## Work required
Copy all lines below containing "animate".

━━━━━━━━━━━━━━━━━━━━

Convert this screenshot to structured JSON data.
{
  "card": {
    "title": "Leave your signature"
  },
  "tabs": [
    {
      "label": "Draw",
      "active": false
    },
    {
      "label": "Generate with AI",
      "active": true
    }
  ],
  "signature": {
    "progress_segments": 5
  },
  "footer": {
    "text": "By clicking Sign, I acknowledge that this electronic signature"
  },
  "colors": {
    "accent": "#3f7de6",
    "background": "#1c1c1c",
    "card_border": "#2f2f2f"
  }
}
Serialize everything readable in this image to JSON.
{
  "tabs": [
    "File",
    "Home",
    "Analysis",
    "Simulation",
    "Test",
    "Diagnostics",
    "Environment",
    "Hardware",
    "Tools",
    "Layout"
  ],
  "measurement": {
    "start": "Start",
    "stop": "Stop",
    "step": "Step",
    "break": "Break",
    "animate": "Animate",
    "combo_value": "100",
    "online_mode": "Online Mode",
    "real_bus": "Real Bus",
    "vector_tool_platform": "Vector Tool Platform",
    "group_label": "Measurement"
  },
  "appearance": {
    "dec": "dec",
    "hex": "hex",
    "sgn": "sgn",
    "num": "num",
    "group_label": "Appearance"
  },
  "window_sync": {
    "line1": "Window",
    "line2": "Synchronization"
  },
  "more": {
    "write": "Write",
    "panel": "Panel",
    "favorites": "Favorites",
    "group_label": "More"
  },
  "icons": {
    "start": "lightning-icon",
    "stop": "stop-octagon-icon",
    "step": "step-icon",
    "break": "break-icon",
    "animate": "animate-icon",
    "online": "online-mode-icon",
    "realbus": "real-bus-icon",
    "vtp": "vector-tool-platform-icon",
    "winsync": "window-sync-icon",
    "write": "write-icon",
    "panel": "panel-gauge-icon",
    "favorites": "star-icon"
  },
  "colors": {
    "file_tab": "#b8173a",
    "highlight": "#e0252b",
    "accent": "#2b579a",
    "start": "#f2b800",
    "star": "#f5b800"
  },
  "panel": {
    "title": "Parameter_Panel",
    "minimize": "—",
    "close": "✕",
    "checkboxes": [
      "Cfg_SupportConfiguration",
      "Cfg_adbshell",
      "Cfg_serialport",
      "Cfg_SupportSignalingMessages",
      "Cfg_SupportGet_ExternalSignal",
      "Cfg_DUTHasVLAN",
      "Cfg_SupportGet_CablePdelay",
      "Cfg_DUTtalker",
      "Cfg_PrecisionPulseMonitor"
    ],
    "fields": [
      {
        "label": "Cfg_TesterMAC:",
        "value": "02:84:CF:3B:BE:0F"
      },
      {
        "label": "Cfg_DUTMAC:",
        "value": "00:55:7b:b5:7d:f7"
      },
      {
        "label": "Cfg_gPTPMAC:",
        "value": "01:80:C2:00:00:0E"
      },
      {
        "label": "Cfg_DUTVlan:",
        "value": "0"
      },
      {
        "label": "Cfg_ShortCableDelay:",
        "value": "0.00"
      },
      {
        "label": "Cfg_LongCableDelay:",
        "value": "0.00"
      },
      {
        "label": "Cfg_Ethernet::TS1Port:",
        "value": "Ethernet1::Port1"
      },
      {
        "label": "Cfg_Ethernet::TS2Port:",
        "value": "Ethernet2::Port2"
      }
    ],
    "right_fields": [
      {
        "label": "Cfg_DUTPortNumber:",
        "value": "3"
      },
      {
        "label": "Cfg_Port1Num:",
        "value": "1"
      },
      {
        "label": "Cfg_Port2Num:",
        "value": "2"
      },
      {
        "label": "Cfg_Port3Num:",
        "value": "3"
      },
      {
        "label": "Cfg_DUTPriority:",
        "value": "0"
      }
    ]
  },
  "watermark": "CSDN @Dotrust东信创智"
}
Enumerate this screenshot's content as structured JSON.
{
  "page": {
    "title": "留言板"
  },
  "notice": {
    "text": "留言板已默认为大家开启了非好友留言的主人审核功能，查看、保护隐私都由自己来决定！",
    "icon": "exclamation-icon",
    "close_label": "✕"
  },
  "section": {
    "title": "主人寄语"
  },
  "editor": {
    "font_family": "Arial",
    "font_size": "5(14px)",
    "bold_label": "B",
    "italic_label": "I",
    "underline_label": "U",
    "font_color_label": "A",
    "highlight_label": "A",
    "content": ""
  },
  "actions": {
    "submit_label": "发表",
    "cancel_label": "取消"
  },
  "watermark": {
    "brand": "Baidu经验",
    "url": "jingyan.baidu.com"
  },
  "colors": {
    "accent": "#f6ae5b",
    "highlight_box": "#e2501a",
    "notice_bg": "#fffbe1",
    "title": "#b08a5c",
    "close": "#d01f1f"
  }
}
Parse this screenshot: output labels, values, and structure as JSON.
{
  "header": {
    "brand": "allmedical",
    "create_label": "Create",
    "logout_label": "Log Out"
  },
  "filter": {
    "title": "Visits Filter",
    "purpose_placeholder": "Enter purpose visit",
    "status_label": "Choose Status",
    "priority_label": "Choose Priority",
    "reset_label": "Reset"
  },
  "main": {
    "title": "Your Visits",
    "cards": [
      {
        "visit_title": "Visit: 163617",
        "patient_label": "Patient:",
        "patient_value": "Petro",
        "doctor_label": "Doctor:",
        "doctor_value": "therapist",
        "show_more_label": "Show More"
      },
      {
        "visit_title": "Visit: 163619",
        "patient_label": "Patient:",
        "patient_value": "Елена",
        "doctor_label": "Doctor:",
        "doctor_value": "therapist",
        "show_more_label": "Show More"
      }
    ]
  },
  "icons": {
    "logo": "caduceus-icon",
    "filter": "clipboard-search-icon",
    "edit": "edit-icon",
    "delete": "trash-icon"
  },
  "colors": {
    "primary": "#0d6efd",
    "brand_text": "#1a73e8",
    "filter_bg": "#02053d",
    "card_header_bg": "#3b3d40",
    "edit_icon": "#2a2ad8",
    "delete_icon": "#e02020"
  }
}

━━━━━━━━━━━━━━━━━━━━

## Final result
    "animate": "Animate",
    "animate": "animate-icon",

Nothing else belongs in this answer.